• **WHAT THIS TASK INVOLVES**
Each line containing the word "Hyaluronic" needs to be copied.

• **DATASET EXCERPTS**
......
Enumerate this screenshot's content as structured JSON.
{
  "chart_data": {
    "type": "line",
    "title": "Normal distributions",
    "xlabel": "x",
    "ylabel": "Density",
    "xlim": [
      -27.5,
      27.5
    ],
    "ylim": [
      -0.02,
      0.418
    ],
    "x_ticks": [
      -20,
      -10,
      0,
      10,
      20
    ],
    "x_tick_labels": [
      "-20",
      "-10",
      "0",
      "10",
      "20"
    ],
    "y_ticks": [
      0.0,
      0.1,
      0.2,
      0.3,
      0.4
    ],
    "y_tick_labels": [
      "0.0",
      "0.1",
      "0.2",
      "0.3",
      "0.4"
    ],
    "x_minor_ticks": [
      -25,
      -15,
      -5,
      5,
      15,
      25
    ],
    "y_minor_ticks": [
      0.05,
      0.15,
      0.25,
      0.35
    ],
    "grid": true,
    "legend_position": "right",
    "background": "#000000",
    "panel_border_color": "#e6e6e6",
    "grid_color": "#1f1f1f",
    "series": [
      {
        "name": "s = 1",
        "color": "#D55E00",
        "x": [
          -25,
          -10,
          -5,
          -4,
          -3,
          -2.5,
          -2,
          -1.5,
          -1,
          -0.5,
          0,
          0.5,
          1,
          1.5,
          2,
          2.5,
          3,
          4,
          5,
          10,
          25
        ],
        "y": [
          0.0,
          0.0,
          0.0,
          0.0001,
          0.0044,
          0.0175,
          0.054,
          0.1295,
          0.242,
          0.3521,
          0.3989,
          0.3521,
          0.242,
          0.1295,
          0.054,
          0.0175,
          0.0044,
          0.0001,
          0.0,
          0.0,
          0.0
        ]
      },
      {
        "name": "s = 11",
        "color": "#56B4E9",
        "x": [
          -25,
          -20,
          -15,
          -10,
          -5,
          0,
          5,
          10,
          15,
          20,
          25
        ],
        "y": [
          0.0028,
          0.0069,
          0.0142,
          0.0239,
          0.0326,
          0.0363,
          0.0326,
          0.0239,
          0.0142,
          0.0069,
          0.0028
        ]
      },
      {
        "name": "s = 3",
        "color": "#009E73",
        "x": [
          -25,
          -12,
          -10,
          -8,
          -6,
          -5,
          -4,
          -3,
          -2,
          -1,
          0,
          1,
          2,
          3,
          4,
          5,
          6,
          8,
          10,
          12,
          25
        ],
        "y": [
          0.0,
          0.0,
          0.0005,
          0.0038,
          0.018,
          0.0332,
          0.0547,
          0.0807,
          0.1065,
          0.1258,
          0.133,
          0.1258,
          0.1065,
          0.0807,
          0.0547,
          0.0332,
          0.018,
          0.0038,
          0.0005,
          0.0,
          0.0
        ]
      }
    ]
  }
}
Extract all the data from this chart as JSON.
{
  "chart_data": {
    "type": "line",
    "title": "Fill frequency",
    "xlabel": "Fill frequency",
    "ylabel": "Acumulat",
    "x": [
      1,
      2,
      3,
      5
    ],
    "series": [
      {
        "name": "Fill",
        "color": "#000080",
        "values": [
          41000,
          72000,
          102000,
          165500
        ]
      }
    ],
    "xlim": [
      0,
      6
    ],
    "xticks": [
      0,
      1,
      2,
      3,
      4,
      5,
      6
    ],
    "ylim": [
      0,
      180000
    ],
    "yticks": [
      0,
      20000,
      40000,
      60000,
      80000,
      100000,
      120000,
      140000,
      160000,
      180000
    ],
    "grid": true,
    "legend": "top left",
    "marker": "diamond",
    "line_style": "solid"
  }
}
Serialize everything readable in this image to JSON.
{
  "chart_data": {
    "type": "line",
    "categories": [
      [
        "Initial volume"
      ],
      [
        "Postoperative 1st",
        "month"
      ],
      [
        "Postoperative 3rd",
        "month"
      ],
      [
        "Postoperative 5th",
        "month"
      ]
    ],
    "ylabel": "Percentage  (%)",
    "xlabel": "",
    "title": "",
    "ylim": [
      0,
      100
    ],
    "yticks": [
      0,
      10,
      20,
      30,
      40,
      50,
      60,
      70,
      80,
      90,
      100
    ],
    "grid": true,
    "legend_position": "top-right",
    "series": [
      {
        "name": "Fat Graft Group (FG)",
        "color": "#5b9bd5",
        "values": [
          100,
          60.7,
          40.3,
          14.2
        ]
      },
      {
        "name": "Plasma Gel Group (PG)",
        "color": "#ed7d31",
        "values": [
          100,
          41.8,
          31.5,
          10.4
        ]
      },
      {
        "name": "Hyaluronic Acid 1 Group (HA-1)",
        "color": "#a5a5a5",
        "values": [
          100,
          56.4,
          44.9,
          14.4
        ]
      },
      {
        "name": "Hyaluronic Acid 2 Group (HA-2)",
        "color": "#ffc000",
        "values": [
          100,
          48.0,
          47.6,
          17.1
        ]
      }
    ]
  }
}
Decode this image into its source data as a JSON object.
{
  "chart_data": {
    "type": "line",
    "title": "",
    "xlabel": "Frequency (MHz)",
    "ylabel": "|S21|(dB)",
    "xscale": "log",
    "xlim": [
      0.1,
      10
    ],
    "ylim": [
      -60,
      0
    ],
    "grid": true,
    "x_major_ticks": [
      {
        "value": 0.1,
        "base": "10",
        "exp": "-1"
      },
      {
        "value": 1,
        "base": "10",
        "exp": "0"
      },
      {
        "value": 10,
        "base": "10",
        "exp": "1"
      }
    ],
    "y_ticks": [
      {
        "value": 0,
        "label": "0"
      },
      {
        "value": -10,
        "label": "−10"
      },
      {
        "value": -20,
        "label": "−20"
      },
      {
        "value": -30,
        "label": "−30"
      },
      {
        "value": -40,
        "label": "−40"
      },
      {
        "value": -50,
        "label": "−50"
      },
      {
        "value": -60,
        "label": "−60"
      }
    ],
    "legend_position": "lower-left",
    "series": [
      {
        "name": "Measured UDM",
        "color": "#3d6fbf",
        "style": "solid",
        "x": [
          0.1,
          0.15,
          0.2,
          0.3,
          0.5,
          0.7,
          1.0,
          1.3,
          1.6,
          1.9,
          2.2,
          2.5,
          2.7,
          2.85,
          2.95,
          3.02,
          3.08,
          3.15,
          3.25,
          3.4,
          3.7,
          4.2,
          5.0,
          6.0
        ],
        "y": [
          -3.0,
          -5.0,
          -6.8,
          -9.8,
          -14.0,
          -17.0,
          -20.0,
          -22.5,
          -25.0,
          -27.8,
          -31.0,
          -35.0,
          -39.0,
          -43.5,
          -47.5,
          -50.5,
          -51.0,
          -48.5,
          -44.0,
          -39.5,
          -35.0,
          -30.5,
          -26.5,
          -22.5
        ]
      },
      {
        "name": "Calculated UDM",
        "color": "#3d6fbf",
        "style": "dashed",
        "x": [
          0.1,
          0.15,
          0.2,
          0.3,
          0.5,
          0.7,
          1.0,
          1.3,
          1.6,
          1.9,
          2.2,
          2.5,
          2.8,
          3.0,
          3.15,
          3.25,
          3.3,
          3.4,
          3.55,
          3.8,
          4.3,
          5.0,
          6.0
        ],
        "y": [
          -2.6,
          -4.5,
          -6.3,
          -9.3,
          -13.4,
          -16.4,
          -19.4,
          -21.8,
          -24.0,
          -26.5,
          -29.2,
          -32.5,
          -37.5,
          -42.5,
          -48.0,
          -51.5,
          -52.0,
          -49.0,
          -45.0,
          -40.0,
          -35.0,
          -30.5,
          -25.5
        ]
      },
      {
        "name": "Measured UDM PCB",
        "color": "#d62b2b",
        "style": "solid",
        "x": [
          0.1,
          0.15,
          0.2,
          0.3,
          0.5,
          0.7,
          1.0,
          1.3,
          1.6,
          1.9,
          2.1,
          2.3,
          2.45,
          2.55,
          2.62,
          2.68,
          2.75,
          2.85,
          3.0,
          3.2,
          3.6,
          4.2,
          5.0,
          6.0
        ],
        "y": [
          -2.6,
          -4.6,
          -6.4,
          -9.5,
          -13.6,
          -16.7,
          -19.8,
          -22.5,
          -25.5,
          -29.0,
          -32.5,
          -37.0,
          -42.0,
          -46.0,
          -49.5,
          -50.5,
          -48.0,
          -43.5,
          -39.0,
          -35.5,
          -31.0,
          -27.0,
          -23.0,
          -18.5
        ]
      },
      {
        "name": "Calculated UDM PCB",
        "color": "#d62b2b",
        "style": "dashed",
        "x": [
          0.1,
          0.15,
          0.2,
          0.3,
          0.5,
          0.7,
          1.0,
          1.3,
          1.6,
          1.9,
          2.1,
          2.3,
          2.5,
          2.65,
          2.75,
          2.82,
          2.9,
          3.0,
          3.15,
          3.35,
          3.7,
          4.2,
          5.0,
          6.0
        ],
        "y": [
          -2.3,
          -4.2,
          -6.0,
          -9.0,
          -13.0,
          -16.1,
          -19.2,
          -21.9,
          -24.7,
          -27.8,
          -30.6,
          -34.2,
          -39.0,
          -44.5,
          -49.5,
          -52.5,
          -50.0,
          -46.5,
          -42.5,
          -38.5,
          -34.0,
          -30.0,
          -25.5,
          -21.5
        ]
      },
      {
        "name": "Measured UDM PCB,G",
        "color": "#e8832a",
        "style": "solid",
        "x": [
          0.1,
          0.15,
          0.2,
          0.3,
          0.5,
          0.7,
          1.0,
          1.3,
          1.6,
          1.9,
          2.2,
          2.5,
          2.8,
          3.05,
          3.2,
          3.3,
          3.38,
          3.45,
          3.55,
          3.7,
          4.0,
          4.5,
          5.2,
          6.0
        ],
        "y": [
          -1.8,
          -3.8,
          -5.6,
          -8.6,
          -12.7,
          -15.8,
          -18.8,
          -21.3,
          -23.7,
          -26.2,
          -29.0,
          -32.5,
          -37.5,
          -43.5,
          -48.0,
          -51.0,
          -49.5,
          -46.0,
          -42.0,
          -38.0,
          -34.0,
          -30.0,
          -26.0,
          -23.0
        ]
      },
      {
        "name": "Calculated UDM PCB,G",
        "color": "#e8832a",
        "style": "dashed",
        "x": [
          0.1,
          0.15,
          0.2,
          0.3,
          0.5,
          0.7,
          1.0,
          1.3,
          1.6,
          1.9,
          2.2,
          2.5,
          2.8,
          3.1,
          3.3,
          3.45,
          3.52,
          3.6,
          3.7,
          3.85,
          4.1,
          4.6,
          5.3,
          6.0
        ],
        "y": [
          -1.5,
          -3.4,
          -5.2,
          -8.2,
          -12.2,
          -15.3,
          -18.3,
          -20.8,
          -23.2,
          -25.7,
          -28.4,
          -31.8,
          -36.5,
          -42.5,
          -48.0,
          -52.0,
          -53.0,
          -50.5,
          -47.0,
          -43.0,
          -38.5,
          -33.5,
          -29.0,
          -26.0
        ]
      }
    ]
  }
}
......
• **ANSWER TO THIS PROBLEM**
        "name": "Hyaluronic Acid 1 Group (HA-1)",
        "name": "Hyaluronic Acid 2 Group (HA-2)",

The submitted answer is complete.